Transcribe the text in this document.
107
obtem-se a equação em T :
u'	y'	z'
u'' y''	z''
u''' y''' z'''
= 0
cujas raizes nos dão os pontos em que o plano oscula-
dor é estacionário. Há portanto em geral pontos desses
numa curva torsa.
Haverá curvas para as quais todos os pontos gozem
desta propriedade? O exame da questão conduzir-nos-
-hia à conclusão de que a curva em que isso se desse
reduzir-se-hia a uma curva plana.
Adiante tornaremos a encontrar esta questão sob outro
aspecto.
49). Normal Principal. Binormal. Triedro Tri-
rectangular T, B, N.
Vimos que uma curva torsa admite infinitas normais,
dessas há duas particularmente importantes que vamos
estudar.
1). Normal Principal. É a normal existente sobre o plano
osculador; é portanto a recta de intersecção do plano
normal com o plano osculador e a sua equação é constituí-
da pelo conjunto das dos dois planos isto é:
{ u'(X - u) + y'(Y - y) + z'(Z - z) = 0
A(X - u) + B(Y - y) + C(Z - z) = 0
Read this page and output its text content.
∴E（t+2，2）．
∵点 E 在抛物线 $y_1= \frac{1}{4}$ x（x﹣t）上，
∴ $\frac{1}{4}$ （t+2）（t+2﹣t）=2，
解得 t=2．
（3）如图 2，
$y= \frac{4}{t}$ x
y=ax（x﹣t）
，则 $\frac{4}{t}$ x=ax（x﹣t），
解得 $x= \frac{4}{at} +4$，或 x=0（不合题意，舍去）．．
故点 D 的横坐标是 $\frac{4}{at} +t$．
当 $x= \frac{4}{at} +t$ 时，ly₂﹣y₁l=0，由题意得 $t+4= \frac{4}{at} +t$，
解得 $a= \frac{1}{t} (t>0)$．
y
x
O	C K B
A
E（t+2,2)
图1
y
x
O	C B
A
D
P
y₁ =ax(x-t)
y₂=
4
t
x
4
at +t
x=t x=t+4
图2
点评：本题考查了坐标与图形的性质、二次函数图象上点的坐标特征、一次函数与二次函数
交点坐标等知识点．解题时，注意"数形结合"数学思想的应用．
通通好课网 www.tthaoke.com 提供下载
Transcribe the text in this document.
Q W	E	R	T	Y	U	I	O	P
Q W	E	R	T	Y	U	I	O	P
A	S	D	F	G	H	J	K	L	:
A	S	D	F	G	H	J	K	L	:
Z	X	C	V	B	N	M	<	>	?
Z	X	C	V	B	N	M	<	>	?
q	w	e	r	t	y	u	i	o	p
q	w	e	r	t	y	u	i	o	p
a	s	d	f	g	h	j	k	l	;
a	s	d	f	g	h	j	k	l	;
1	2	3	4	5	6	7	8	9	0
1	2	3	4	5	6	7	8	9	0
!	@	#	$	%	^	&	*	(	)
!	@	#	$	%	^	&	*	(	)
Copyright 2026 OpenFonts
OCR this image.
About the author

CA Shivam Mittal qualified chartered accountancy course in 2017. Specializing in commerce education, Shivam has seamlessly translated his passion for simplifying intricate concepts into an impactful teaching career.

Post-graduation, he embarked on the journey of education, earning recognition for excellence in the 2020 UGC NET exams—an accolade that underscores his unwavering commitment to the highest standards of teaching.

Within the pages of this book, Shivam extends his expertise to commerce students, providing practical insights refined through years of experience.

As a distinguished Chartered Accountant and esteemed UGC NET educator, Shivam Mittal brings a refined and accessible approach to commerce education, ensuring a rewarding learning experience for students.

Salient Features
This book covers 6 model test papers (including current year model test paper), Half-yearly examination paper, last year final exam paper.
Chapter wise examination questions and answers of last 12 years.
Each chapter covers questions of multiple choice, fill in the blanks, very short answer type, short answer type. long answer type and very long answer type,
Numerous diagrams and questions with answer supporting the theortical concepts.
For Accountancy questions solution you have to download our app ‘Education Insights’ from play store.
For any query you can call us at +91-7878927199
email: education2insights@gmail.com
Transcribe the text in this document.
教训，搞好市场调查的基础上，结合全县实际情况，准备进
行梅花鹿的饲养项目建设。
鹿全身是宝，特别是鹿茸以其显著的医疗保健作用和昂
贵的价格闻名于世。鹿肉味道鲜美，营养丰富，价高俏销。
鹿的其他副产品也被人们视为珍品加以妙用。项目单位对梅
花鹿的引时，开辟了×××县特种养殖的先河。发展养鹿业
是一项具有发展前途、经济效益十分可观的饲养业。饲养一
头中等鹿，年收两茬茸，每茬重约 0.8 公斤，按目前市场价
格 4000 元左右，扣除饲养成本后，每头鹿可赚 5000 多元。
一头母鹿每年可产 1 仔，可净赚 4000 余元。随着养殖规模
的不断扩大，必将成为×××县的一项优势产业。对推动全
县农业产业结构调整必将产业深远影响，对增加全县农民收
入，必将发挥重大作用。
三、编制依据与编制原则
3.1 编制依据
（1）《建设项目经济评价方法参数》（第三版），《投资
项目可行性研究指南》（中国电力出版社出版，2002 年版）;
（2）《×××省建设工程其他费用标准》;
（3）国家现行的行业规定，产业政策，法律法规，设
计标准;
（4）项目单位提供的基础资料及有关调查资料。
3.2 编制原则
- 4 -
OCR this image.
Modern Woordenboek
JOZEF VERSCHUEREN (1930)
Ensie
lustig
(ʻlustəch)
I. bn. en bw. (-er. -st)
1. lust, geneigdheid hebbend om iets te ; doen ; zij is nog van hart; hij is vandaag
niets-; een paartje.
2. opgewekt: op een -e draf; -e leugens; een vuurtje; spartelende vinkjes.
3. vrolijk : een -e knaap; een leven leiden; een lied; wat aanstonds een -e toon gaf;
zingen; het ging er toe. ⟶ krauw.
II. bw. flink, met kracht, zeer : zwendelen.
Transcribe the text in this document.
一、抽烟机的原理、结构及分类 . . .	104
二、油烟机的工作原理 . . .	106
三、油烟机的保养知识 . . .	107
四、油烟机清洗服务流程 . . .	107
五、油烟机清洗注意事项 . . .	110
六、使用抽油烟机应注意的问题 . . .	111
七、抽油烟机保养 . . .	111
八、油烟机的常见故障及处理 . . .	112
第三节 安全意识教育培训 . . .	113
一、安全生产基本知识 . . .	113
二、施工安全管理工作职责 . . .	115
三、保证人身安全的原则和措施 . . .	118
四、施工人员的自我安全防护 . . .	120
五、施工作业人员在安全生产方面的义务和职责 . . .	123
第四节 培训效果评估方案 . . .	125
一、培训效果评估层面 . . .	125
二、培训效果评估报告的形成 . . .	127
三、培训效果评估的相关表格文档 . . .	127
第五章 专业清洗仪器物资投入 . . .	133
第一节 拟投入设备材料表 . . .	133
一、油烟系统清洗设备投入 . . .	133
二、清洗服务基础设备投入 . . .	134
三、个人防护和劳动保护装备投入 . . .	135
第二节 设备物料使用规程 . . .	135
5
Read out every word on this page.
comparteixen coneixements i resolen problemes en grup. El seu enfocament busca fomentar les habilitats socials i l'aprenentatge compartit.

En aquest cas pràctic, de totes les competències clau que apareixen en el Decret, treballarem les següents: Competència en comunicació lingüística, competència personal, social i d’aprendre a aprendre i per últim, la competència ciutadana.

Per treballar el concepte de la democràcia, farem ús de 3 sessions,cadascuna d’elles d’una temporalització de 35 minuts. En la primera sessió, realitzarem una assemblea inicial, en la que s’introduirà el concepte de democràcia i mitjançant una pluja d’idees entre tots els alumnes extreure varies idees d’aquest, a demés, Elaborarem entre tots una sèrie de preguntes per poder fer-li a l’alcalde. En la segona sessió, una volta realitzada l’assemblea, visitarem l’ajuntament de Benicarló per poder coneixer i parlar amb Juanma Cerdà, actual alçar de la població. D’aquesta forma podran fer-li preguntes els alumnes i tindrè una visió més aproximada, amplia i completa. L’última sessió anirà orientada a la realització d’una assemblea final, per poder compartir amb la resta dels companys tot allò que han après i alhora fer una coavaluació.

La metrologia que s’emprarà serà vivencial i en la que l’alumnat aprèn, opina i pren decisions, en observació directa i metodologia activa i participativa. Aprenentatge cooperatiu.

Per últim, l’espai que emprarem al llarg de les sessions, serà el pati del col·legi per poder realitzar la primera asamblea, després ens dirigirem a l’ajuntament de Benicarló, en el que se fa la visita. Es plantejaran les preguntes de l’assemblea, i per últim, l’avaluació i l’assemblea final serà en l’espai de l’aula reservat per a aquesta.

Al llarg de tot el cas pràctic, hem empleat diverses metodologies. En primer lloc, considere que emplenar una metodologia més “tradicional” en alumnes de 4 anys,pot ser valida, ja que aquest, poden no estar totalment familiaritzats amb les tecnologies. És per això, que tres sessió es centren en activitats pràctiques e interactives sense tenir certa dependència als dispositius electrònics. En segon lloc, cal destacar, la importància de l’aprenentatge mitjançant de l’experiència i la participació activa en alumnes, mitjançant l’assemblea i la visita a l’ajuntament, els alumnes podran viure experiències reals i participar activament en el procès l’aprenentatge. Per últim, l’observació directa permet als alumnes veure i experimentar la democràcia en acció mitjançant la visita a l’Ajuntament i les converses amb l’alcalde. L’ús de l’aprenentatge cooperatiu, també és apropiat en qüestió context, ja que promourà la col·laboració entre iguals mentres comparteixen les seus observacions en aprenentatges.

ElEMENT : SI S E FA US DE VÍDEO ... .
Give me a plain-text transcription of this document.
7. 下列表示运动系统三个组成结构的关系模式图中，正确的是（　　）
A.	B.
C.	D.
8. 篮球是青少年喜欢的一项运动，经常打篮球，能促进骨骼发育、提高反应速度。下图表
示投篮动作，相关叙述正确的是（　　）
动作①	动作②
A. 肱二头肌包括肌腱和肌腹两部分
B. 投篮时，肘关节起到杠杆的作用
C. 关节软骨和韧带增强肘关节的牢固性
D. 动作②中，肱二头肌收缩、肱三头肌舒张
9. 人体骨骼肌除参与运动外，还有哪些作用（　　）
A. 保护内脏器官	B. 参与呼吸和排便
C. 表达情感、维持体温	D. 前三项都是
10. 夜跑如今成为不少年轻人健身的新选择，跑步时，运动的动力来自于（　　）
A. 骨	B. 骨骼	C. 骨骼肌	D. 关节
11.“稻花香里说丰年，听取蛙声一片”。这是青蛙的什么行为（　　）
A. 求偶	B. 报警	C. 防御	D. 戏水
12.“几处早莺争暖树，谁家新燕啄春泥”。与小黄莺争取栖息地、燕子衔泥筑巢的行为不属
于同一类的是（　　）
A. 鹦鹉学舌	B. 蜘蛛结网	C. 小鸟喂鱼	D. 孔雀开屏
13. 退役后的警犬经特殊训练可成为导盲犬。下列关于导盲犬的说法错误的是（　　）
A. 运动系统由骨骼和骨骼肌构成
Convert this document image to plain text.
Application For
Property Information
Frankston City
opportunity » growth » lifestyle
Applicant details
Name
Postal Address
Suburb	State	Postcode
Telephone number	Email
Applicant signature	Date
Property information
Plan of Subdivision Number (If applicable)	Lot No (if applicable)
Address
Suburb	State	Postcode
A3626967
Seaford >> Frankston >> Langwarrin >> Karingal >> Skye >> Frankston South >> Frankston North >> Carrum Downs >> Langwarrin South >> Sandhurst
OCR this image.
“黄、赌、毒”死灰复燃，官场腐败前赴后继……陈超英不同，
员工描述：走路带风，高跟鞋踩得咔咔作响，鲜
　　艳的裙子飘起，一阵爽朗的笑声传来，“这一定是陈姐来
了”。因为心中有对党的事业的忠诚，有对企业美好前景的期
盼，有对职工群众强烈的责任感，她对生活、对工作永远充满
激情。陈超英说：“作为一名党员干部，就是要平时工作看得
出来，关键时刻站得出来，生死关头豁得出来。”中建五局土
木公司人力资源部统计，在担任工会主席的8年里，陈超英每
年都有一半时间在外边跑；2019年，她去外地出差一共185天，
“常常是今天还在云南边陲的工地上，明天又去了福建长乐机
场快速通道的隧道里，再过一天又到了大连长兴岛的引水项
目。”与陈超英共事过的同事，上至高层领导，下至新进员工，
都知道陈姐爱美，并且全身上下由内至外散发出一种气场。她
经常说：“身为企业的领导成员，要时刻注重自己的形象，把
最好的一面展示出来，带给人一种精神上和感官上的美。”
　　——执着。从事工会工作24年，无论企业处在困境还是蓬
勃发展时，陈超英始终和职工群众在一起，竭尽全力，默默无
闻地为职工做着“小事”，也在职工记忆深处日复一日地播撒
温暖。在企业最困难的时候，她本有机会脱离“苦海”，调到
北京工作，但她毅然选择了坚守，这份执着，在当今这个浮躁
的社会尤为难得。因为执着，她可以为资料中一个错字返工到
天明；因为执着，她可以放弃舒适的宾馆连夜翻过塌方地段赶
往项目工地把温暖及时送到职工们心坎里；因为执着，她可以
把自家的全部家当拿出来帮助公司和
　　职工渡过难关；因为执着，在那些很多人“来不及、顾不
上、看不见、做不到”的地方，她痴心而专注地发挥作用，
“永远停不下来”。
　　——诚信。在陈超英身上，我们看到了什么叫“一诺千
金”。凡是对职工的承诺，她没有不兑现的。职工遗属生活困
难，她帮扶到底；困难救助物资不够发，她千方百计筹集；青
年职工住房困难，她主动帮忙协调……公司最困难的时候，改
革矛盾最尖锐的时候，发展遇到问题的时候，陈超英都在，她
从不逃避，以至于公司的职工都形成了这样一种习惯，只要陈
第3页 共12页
==*==
Exercise objective >> Say how many lines of the listing above contain "Frankston", with no other words.

Completed task >> 2